» REQUIRED TASK
Retype the records below line for line, keeping every character unchanged.

(Layout coordinate data)
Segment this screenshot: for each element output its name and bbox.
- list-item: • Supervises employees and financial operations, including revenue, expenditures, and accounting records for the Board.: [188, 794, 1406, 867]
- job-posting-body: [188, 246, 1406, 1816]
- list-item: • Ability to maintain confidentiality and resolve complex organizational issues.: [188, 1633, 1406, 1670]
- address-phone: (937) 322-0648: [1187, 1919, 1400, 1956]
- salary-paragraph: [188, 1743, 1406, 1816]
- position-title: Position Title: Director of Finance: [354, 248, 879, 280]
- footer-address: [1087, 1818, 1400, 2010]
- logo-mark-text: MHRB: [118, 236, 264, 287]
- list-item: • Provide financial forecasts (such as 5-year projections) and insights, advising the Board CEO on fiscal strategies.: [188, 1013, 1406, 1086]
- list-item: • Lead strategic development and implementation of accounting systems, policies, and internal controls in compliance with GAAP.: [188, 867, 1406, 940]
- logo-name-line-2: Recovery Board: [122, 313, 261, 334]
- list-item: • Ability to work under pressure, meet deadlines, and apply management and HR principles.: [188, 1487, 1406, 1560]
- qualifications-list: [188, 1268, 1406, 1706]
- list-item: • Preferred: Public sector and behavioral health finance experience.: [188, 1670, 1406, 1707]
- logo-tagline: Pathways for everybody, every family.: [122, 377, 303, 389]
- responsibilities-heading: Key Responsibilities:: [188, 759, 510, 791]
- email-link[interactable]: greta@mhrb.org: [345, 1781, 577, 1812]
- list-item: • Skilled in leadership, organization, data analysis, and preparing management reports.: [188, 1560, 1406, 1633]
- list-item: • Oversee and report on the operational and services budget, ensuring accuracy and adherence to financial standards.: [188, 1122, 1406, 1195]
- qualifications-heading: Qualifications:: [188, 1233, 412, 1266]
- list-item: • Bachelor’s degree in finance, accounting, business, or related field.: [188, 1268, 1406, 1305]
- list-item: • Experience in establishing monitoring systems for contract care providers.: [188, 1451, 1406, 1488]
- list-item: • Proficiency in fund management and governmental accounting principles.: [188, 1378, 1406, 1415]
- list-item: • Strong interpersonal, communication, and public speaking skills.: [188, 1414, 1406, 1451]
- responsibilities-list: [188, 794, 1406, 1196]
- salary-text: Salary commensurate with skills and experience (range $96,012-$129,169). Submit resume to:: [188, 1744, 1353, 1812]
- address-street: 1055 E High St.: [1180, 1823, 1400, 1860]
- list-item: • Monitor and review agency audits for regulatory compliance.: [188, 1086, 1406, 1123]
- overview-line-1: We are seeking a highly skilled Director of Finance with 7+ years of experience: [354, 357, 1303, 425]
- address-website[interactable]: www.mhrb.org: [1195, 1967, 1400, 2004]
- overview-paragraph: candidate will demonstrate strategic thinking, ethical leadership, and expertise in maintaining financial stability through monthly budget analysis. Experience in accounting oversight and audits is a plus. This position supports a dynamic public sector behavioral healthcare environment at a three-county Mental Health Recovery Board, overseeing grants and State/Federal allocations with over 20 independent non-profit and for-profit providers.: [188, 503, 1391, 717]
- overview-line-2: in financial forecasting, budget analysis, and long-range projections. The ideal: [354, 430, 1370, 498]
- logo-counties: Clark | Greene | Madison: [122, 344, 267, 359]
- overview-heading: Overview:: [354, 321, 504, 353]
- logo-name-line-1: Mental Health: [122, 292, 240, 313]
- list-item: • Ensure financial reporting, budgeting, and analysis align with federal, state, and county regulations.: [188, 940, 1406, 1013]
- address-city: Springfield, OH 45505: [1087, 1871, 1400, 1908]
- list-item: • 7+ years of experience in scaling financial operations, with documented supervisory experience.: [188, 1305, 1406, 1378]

» RESPONSE BELOW
Segment this screenshot: for each element output its name and bbox.
- list-item: • Supervises employees and financial operations, including revenue, expenditures, and accounting records for the Board.: [188, 794, 1406, 867]
- job-posting-body: [188, 246, 1406, 1816]
- list-item: • Ability to maintain confidentiality and resolve complex organizational issues.: [188, 1633, 1406, 1670]
- address-phone: (937) 322-0648: [1187, 1919, 1400, 1956]
- salary-paragraph: [188, 1743, 1406, 1816]
- position-title: Position Title: Director of Finance: [354, 248, 879, 280]
- footer-address: [1087, 1818, 1400, 2010]
- logo-mark-text: MHRB: [118, 236, 264, 287]
- list-item: • Provide financial forecasts (such as 5-year projections) and insights, advising the Board CEO on fiscal strategies.: [188, 1013, 1406, 1086]
- list-item: • Lead strategic development and implementation of accounting systems, policies, and internal controls in compliance with GAAP.: [188, 867, 1406, 940]
- logo-name-line-2: Recovery Board: [122, 313, 261, 334]
- list-item: • Ability to work under pressure, meet deadlines, and apply management and HR principles.: [188, 1487, 1406, 1560]
- qualifications-list: [188, 1268, 1406, 1706]
- list-item: • Preferred: Public sector and behavioral health finance experience.: [188, 1670, 1406, 1707]
- logo-tagline: Pathways for everybody, every family.: [122, 377, 303, 389]
- responsibilities-heading: Key Responsibilities:: [188, 759, 510, 791]
- email-link[interactable]: greta@mhrb.org: [345, 1781, 577, 1812]
- list-item: • Skilled in leadership, organization, data analysis, and preparing management reports.: [188, 1560, 1406, 1633]
- list-item: • Oversee and report on the operational and services budget, ensuring accuracy and adherence to financial standards.: [188, 1122, 1406, 1195]
- qualifications-heading: Qualifications:: [188, 1233, 412, 1266]
- list-item: • Bachelor’s degree in finance, accounting, business, or related field.: [188, 1268, 1406, 1305]
- list-item: • Experience in establishing monitoring systems for contract care providers.: [188, 1451, 1406, 1488]
- list-item: • Proficiency in fund management and governmental accounting principles.: [188, 1378, 1406, 1415]
- list-item: • Strong interpersonal, communication, and public speaking skills.: [188, 1414, 1406, 1451]
- responsibilities-list: [188, 794, 1406, 1196]
- salary-text: Salary commensurate with skills and experience (range $96,012-$129,169). Submit resume to:: [188, 1744, 1353, 1812]
- address-street: 1055 E High St.: [1180, 1823, 1400, 1860]
- list-item: • Monitor and review agency audits for regulatory compliance.: [188, 1086, 1406, 1123]
- overview-line-1: We are seeking a highly skilled Director of Finance with 7+ years of experience: [354, 357, 1303, 425]
- address-website[interactable]: www.mhrb.org: [1195, 1967, 1400, 2004]
- overview-paragraph: candidate will demonstrate strategic thinking, ethical leadership, and expertise in maintaining financial stability through monthly budget analysis. Experience in accounting oversight and audits is a plus. This position supports a dynamic public sector behavioral healthcare environment at a three-county Mental Health Recovery Board, overseeing grants and State/Federal allocations with over 20 independent non-profit and for-profit providers.: [188, 503, 1391, 717]
- overview-line-2: in financial forecasting, budget analysis, and long-range projections. The ideal: [354, 430, 1370, 498]
- logo-counties: Clark | Greene | Madison: [122, 344, 267, 359]
- overview-heading: Overview:: [354, 321, 504, 353]
- logo-name-line-1: Mental Health: [122, 292, 240, 313]
- list-item: • Ensure financial reporting, budgeting, and analysis align with federal, state, and county regulations.: [188, 940, 1406, 1013]
- address-city: Springfield, OH 45505: [1087, 1871, 1400, 1908]
- list-item: • 7+ years of experience in scaling financial operations, with documented supervisory experience.: [188, 1305, 1406, 1378]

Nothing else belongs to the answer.